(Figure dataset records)

◆ ◆ ◆ ◆ ◆

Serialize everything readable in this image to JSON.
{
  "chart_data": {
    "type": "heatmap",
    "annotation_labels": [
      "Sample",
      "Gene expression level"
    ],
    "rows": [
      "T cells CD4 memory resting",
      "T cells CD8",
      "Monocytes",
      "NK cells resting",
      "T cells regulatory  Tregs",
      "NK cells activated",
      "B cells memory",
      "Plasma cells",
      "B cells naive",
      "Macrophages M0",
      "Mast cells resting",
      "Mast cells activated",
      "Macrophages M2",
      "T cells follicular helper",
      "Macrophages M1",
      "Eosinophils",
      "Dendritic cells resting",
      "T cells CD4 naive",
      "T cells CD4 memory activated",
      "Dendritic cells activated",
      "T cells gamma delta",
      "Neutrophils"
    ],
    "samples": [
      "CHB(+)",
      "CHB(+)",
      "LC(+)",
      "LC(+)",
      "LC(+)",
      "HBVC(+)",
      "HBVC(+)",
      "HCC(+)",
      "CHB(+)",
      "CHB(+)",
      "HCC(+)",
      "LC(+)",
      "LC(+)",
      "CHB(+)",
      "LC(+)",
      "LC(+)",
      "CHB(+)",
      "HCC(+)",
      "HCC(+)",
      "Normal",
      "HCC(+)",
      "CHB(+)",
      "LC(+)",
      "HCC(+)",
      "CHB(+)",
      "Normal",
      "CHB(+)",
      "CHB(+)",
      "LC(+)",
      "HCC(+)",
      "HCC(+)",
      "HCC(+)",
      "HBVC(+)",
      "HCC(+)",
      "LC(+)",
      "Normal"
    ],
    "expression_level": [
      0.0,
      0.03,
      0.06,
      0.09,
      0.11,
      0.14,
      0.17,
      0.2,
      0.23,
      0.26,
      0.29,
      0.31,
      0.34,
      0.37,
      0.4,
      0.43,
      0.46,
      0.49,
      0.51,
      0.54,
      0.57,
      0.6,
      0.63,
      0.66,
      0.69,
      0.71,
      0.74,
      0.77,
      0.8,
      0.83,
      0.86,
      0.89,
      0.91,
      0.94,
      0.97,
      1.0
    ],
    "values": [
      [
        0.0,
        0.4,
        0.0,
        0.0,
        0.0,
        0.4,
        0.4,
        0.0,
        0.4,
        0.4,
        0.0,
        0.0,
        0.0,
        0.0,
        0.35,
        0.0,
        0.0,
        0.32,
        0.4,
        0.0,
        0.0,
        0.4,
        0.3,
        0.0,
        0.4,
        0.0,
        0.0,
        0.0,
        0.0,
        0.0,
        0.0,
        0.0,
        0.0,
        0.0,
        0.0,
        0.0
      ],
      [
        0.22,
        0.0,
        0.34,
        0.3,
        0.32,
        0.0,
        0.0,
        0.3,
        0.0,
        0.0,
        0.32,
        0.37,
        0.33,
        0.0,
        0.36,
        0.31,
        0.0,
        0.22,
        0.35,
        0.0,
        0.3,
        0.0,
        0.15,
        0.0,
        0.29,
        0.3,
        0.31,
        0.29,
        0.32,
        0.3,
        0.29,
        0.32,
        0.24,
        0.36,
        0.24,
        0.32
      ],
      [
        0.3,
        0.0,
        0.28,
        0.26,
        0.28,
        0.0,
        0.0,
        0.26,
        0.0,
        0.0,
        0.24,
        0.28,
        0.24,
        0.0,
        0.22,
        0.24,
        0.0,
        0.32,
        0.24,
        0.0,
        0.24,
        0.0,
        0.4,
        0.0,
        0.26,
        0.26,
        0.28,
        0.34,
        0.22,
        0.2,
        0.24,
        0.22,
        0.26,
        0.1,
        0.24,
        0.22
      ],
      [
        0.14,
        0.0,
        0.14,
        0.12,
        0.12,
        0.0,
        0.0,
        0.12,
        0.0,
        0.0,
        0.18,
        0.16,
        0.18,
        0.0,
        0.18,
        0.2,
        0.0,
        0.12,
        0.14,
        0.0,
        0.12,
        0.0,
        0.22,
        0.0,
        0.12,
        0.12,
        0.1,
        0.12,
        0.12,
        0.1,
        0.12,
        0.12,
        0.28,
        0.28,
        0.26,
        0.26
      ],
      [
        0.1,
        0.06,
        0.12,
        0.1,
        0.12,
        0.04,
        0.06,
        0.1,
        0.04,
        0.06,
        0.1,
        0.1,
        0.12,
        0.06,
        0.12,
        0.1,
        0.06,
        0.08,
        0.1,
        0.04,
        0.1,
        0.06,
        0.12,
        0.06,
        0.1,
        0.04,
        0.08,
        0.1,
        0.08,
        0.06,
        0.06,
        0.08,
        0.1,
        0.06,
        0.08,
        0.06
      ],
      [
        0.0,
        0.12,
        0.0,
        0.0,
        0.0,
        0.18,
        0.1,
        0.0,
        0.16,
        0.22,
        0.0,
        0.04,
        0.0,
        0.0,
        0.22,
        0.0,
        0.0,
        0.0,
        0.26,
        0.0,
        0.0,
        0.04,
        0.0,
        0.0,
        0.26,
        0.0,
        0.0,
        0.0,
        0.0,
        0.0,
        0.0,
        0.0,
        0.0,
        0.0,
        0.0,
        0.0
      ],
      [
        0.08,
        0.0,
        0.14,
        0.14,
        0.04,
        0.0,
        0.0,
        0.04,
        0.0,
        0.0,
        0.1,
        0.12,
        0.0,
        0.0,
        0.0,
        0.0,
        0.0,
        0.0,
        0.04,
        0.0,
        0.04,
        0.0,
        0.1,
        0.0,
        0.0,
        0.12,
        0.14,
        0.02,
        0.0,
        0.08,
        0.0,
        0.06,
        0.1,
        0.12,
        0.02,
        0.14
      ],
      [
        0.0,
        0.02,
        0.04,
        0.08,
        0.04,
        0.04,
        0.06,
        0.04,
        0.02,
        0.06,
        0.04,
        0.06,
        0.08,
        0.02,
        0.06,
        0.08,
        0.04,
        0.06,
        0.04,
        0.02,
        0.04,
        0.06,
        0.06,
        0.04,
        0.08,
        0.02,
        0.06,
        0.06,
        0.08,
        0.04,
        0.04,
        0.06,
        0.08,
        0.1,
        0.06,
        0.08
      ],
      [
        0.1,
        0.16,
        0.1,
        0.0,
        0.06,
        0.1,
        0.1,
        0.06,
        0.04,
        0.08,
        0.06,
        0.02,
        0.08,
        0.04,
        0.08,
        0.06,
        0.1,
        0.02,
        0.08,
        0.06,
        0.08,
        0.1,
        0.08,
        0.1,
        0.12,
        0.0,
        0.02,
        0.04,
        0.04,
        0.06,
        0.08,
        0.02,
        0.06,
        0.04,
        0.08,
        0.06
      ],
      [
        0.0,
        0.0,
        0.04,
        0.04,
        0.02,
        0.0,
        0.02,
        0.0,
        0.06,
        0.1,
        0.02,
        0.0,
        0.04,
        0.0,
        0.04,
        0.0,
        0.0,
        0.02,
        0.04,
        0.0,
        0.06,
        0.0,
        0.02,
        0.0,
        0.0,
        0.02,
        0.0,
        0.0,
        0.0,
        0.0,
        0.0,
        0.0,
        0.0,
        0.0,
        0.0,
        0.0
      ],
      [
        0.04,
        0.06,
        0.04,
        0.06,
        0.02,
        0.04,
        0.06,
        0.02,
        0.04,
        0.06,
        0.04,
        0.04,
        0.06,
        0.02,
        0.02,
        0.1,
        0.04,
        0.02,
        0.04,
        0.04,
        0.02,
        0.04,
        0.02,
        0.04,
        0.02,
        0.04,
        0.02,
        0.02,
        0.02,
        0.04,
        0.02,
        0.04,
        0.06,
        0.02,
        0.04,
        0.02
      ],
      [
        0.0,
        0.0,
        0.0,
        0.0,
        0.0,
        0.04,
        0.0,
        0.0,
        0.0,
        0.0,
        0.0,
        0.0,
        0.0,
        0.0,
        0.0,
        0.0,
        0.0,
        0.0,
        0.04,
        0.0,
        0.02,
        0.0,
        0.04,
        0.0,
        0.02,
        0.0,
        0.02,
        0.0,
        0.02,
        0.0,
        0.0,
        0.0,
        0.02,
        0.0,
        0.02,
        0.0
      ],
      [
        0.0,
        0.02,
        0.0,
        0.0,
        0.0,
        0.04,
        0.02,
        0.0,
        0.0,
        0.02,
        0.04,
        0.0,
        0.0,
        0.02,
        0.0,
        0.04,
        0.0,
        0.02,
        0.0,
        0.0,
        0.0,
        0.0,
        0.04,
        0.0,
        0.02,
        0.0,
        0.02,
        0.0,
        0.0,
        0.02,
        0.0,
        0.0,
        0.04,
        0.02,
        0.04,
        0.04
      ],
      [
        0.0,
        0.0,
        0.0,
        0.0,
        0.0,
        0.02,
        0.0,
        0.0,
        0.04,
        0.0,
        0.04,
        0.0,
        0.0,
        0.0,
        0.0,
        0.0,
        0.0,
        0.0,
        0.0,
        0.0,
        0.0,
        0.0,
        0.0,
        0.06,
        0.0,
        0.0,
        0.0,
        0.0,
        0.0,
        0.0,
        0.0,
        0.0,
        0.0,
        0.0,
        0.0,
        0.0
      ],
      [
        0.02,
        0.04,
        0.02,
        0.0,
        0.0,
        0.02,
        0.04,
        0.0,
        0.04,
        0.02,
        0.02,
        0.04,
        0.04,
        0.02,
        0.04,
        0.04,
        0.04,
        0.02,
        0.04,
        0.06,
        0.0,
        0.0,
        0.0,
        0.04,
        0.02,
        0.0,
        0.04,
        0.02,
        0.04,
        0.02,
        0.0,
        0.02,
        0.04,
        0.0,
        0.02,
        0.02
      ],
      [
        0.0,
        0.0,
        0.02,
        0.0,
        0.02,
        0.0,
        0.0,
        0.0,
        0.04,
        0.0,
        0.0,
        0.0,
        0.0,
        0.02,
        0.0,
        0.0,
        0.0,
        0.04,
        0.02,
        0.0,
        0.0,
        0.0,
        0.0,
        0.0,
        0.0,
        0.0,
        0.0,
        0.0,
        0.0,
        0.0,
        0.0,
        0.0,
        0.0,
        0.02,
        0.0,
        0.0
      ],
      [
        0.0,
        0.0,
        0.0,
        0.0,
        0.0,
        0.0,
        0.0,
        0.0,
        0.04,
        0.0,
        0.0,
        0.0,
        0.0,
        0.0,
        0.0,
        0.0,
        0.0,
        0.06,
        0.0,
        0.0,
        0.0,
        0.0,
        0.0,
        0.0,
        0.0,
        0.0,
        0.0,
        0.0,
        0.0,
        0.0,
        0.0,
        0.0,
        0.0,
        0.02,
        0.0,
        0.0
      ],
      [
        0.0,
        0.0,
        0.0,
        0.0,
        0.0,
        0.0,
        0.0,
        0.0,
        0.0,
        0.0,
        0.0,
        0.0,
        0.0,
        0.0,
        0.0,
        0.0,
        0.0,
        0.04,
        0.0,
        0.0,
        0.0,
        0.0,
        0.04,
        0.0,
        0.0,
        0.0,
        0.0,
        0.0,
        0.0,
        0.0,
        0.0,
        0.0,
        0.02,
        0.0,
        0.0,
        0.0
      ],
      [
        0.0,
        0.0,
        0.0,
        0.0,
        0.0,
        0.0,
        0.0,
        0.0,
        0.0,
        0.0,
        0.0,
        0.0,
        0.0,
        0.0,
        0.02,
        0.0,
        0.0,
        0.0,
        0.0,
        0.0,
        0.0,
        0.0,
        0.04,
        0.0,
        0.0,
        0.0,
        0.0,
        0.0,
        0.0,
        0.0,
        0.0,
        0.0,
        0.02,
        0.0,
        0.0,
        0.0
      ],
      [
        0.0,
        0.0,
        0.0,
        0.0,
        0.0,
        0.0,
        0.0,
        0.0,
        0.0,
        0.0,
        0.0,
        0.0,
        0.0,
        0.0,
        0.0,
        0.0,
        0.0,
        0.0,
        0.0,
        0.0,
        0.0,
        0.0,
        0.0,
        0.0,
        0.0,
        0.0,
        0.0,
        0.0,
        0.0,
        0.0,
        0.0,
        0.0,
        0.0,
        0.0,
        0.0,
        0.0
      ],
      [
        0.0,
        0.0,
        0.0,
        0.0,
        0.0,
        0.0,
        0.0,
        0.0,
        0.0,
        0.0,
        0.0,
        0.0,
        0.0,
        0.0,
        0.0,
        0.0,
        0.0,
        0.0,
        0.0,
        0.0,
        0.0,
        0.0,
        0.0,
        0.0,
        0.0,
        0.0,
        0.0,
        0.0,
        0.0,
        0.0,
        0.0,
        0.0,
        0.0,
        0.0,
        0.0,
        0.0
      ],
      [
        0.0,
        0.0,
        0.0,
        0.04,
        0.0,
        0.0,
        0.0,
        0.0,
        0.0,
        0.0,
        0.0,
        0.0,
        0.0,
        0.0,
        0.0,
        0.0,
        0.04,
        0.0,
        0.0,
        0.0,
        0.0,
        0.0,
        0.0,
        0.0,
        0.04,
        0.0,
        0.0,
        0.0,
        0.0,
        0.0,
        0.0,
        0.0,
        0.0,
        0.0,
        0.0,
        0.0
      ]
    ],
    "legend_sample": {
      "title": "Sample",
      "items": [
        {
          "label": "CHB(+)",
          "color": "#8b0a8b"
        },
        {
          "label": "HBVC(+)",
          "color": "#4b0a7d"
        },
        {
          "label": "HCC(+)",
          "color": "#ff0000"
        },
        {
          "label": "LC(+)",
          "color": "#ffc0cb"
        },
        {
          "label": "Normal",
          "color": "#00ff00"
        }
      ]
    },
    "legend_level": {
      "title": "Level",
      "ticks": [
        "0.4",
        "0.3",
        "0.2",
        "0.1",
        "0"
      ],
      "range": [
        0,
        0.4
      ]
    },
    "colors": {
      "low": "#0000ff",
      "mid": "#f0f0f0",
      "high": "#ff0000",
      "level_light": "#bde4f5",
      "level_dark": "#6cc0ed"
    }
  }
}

◆ ◆ ◆ ◆ ◆

■ About this exercise: Identify each line in the records above containing the word "memory"; copy those lines.

■ Written solution:
      "T cells CD4 memory resting",
      "B cells memory",
      "T cells CD4 memory activated",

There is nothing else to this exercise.